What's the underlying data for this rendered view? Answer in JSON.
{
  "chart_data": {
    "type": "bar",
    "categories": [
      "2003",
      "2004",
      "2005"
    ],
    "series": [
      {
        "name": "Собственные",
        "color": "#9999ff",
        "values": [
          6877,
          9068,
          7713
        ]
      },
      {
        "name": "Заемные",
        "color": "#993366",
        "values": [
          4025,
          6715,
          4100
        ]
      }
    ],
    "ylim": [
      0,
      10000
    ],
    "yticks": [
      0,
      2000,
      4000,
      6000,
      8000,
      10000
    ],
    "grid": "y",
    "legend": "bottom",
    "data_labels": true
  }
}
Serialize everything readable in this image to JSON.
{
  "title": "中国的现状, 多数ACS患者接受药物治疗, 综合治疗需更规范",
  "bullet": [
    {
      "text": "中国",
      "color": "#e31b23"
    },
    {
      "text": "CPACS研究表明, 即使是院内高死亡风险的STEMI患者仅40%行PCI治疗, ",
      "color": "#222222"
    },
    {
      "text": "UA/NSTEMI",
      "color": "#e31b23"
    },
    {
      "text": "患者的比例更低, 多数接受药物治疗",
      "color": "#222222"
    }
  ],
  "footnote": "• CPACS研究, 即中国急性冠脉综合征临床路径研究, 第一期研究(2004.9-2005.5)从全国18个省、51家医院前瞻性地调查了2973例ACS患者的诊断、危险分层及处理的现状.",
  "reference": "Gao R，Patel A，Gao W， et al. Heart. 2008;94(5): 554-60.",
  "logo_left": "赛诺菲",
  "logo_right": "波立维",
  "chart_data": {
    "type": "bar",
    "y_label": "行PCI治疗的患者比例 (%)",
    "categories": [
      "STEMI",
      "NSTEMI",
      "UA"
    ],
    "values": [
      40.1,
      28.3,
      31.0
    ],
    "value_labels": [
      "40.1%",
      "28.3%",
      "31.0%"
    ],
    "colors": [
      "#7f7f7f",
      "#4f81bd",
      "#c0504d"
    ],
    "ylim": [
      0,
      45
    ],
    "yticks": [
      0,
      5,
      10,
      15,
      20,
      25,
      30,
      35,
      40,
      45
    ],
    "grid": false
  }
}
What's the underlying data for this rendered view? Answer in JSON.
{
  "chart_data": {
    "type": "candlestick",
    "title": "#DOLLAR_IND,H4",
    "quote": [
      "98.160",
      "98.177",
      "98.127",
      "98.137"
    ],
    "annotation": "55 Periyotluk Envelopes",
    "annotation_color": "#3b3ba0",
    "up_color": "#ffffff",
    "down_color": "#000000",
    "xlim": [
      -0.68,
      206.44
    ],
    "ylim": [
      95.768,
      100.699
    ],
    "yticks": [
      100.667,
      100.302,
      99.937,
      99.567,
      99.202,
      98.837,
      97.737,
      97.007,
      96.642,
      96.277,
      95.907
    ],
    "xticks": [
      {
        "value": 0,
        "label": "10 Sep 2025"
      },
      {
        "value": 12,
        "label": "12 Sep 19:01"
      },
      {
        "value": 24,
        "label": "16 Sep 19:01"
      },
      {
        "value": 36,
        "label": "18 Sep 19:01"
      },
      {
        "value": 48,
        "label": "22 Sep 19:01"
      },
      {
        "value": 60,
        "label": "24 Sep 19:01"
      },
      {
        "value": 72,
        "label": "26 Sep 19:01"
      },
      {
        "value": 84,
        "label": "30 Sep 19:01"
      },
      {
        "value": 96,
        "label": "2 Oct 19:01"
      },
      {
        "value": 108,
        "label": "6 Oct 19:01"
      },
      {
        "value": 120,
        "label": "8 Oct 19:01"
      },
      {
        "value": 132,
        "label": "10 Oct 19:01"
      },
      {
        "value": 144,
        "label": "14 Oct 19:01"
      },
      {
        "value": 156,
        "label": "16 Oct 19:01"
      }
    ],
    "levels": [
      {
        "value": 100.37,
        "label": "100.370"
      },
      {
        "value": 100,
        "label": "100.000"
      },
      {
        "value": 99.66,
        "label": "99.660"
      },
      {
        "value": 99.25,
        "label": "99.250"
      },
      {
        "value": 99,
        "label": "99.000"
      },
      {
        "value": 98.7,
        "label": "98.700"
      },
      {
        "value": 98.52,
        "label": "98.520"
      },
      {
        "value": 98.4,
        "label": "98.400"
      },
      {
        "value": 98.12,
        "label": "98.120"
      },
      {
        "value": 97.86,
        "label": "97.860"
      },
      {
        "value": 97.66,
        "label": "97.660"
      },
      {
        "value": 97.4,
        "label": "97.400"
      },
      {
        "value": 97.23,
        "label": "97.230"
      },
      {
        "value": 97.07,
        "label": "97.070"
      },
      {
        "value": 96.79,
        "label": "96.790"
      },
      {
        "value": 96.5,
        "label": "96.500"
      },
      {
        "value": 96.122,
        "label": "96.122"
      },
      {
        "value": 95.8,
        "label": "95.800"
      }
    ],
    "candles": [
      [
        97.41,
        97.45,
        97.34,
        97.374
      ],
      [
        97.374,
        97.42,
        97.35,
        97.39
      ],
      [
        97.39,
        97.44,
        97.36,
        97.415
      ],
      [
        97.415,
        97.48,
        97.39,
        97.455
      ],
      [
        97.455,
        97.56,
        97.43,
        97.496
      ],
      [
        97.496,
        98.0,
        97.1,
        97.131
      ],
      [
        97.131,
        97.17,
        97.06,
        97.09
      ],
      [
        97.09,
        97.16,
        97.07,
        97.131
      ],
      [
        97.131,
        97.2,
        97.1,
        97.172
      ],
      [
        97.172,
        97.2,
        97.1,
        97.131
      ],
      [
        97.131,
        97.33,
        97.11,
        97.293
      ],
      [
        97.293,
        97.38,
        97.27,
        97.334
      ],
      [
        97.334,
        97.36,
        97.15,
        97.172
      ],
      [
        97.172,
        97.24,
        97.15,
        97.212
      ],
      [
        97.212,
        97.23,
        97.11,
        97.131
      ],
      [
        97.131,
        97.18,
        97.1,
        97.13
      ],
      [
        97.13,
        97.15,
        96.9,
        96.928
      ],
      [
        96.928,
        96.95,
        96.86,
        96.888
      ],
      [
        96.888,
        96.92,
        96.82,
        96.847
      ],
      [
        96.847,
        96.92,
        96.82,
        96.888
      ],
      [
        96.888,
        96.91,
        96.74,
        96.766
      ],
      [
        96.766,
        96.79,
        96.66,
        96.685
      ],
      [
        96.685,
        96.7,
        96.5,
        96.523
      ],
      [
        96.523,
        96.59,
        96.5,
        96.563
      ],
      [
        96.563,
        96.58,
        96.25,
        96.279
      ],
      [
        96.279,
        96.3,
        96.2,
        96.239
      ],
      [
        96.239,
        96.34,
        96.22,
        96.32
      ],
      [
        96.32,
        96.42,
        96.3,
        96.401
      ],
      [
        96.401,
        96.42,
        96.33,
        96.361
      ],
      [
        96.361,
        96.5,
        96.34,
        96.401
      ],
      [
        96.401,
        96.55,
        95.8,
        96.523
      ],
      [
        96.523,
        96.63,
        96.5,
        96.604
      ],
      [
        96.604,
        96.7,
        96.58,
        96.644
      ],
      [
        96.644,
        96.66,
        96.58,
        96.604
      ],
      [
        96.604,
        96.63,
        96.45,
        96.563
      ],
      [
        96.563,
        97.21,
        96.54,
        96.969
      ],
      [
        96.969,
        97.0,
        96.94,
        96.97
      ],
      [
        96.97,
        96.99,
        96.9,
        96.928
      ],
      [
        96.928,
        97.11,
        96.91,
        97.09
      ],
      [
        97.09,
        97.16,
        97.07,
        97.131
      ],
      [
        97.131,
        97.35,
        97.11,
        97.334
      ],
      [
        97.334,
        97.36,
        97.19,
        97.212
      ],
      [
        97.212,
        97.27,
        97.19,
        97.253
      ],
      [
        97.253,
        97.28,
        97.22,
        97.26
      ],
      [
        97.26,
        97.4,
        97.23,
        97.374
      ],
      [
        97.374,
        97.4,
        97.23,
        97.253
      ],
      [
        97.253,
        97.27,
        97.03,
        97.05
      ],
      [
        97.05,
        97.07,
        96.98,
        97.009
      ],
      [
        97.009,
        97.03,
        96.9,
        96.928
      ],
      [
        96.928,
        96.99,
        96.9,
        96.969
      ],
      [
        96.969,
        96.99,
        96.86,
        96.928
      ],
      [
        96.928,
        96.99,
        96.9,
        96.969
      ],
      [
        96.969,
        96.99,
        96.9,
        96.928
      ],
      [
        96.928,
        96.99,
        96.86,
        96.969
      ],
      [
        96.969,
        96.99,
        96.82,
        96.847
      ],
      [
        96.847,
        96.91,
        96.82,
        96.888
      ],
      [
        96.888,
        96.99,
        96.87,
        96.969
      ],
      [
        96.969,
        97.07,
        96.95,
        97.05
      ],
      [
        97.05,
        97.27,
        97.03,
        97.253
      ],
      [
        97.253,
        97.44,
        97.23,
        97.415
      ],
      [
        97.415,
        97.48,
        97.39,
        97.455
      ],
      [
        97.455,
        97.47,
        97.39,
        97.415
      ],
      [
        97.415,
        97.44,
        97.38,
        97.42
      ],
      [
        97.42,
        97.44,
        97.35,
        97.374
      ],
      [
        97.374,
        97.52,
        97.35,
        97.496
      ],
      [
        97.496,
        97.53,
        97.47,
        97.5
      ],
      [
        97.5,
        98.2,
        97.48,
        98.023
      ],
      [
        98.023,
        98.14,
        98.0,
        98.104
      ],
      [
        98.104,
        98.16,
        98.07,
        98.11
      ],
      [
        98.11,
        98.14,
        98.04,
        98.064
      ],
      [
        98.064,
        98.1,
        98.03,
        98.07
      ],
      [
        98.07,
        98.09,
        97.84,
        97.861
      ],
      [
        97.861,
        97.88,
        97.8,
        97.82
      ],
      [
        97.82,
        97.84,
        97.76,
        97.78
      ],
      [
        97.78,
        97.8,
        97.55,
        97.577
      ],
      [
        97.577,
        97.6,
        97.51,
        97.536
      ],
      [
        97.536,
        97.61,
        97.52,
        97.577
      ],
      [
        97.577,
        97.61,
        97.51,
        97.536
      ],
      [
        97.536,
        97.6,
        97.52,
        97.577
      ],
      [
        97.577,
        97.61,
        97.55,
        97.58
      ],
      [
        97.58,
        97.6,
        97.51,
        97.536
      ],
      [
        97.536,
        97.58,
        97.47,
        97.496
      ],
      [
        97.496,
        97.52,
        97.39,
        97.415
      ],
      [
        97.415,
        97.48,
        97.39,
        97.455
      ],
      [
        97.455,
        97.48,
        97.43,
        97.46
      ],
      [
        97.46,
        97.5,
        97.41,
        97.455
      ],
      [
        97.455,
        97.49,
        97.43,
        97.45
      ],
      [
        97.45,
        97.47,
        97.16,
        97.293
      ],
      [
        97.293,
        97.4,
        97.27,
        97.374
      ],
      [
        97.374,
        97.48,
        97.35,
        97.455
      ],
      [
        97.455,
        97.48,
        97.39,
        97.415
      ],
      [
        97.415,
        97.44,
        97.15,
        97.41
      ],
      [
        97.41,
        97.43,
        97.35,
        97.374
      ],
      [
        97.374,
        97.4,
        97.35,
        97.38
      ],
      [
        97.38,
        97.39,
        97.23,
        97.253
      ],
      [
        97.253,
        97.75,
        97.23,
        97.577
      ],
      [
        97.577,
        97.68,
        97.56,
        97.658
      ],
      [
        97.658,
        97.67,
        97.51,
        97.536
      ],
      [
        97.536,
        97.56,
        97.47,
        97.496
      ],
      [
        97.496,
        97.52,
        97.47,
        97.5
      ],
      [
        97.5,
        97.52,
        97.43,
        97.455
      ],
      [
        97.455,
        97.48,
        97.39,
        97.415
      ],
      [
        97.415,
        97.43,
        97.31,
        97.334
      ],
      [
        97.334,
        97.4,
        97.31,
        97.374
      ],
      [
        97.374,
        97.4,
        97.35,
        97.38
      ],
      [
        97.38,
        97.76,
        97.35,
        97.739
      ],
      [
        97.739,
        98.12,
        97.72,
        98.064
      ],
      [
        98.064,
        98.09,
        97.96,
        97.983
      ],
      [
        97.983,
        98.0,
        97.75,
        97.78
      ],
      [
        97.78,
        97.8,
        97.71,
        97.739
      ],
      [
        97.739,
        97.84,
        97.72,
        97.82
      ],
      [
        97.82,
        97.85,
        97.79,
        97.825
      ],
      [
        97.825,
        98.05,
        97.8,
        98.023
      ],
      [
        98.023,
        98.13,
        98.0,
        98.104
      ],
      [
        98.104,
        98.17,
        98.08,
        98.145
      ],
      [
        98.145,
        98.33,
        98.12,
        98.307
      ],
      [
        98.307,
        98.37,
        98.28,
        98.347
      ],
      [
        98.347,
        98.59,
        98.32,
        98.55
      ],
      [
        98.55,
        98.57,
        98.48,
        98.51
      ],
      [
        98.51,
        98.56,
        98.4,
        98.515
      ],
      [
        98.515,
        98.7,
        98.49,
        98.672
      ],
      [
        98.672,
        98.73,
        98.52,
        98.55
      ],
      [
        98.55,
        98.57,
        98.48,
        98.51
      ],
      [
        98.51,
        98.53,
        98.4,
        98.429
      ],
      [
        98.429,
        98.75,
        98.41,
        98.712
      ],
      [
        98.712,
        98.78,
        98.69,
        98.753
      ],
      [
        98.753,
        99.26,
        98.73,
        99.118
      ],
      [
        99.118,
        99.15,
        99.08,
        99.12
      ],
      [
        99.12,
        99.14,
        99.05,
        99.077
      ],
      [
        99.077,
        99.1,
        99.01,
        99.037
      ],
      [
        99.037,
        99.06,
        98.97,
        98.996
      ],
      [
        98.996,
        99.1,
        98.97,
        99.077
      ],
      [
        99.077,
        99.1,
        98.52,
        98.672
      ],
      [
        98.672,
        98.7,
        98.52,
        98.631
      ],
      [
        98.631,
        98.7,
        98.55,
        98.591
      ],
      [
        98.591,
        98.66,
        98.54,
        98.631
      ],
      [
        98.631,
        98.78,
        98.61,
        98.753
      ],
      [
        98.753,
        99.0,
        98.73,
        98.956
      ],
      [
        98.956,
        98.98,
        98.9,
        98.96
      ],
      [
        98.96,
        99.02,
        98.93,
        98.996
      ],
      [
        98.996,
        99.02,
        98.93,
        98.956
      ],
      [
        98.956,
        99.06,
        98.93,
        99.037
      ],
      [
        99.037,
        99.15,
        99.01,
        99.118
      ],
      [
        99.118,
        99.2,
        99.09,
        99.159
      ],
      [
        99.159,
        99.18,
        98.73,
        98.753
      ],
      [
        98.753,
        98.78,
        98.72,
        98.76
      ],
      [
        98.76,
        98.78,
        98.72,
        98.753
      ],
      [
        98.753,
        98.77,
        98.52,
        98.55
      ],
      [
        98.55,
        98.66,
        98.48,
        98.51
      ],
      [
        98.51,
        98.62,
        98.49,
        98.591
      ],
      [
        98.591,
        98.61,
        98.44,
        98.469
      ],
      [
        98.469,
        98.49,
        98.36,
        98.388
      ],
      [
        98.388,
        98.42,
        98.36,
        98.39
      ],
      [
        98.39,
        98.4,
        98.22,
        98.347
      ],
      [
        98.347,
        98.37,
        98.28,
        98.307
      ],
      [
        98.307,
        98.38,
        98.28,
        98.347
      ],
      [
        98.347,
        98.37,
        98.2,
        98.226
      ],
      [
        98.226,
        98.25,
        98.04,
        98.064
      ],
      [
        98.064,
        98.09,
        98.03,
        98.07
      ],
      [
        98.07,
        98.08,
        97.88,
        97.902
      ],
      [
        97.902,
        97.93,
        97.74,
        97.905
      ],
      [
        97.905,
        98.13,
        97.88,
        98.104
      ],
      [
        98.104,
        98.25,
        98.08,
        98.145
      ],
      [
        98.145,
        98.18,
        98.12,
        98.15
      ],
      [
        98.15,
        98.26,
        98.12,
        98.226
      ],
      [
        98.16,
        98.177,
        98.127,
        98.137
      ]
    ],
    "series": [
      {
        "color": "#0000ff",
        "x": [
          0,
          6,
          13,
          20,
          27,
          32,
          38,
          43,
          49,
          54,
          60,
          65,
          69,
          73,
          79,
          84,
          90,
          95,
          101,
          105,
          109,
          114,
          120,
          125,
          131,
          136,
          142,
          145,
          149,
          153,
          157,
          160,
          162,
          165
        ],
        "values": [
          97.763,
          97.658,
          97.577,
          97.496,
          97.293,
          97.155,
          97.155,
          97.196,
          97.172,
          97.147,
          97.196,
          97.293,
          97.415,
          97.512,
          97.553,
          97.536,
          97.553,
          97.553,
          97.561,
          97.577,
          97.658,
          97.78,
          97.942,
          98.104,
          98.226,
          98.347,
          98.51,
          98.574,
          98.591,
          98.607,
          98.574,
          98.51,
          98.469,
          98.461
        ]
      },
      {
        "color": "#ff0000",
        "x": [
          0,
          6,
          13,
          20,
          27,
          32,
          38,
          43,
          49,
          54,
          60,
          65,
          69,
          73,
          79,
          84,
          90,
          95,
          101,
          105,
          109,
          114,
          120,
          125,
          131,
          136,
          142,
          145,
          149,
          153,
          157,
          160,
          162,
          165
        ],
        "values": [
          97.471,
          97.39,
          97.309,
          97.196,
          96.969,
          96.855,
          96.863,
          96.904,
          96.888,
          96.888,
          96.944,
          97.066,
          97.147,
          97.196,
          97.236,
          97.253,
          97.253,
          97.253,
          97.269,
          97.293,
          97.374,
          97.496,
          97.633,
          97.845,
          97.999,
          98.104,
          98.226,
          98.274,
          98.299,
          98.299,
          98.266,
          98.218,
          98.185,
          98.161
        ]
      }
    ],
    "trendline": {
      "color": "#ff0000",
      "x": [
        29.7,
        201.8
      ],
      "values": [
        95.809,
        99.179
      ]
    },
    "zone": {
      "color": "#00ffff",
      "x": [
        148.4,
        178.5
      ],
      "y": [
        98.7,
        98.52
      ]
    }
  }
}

####################

> _What to produce_:
Copy every line from the entries that contains the word "text".

> _Result for this task_:
      "text": "中国",
      "text": "CPACS研究表明, 即使是院内高死亡风险的STEMI患者仅40%行PCI治疗, ",
      "text": "UA/NSTEMI",
      "text": "患者的比例更低, 多数接受药物治疗",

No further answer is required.